BEGIN LISTING

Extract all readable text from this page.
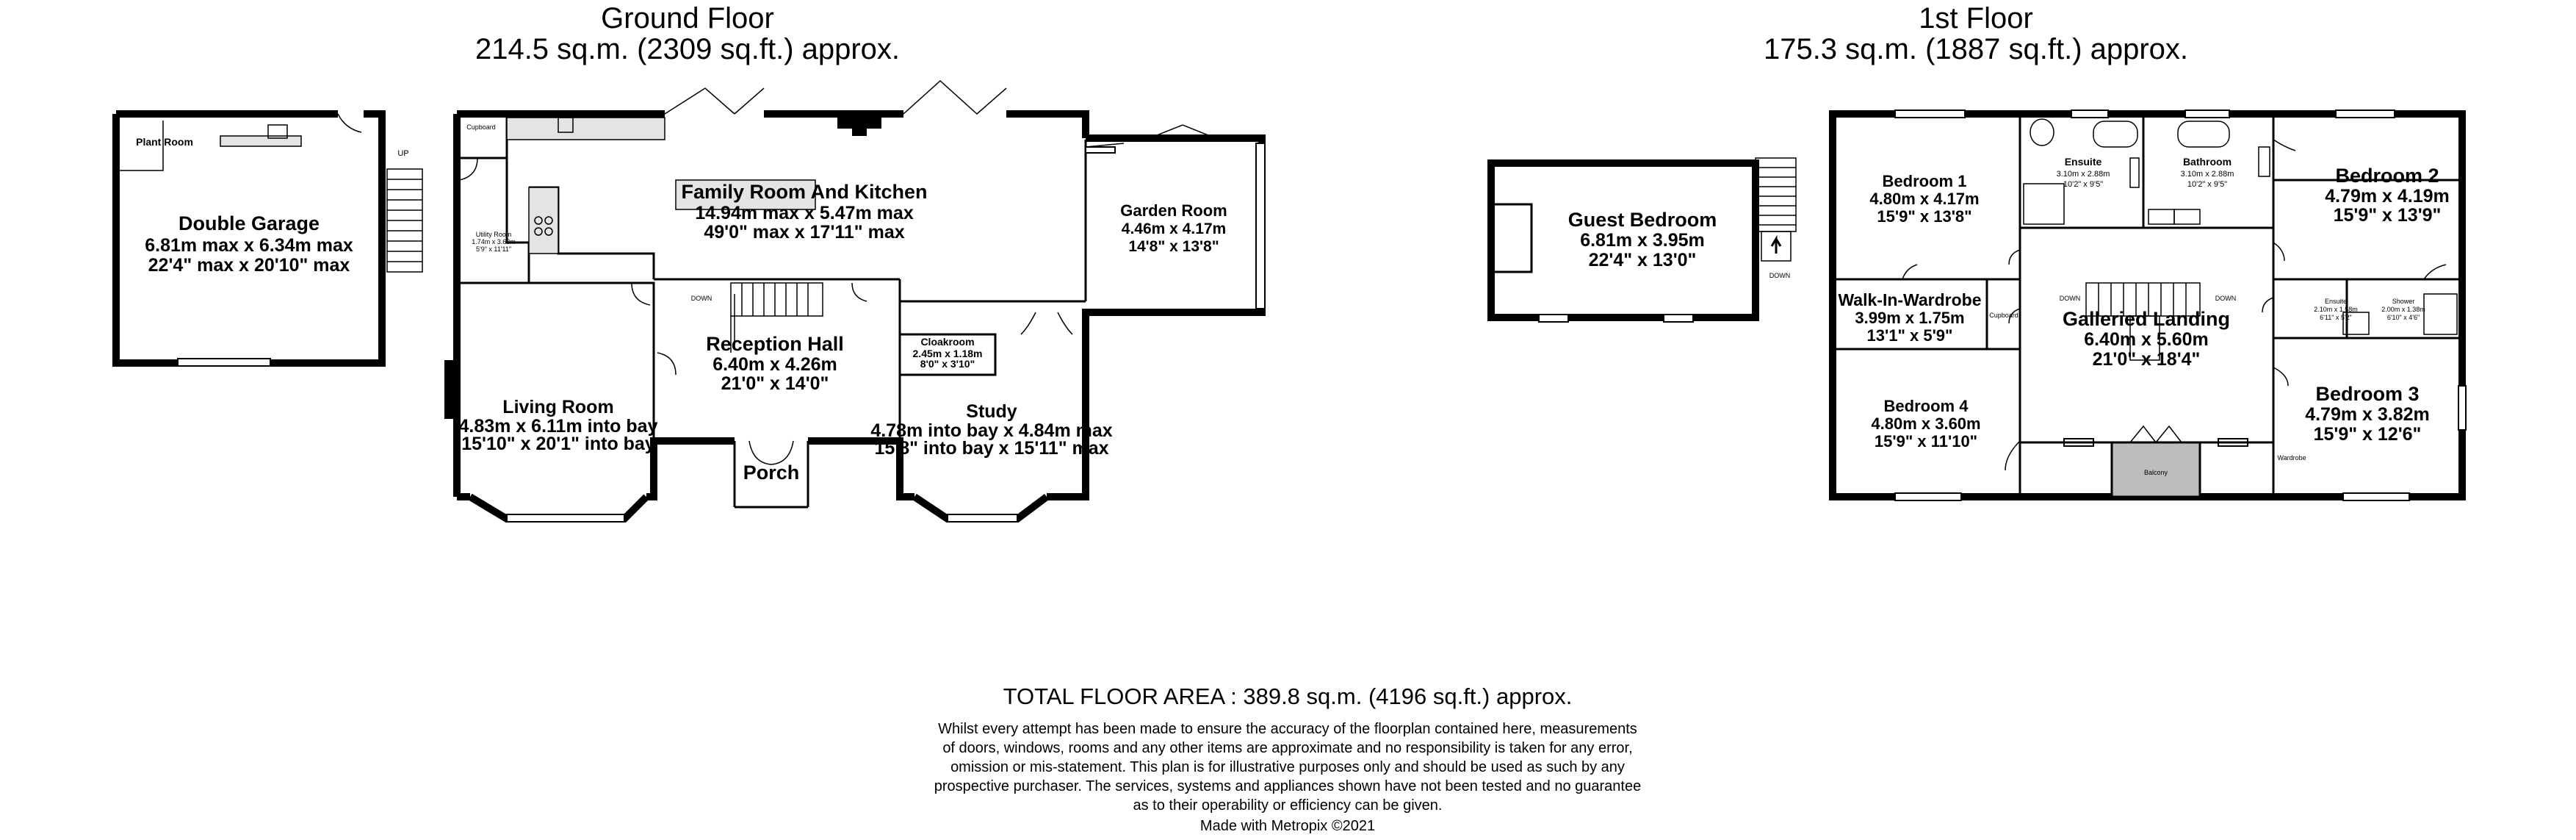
Ground Floor
214.5 sq.m. (2309 sq.ft.) approx.
1st Floor
175.3 sq.m. (1887 sq.ft.) approx.
UP
Plant Room
Double Garage
6.81m max x 6.34m max
22'4" max x 20'10" max
DOWN
Cupboard
Utility Room
1.74m x 3.63m
5'9" x 11'11"
Family Room And Kitchen
14.94m max x 5.47m max
49'0" max x 17'11" max
Garden Room
4.46m x 4.17m
14'8" x 13'8"
Reception Hall
6.40m x 4.26m
21'0" x 14'0"
Cloakroom
2.45m x 1.18m
8'0" x 3'10"
Living Room
4.83m x 6.11m into bay
15'10" x 20'1" into bay
Study
4.78m into bay x 4.84m max
15'8" into bay x 15'11" max
Porch
DOWN
Guest Bedroom
6.81m x 3.95m
22'4" x 13'0"
Balcony
DOWN	DOWN
Bedroom 1
4.80m x 4.17m
15'9" x 13'8"
Ensuite
3.10m x 2.88m
10'2" x 9'5"
Bathroom
3.10m x 2.88m
10'2" x 9'5"	Bedroom 2
4.79m x 4.19m
15'9" x 13'9"
Walk-In-Wardrobe
3.99m x 1.75m
13'1" x 5'9"
Cupboard Galleried Landing
6.40m x 5.60m
21'0" x 18'4"
Ensuite
2.10m x 1.58m
6'11" x 5'2"
Shower
2.00m x 1.38m
6'10" x 4'6"
Bedroom 3
4.79m x 3.82m
15'9" x 12'6"
Wardrobe
Bedroom 4
4.80m x 3.60m
15'9" x 11'10"
TOTAL FLOOR AREA : 389.8 sq.m. (4196 sq.ft.) approx.
Whilst every attempt has been made to ensure the accuracy of the floorplan contained here, measurements
of doors, windows, rooms and any other items are approximate and no responsibility is taken for any error,
omission or mis-statement. This plan is for illustrative purposes only and should be used as such by any
prospective purchaser. The services, systems and appliances shown have not been tested and no guarantee
as to their operability or efficiency can be given.
Made with Metropix ©2021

END LISTING

Search the records above for the string "been". Copy every line that contains it.

▸ **EXERCISE RESPONSE**:
Whilst every attempt has been made to ensure the accuracy of the floorplan contained here, measurements
prospective purchaser. The services, systems and appliances shown have not been tested and no guarantee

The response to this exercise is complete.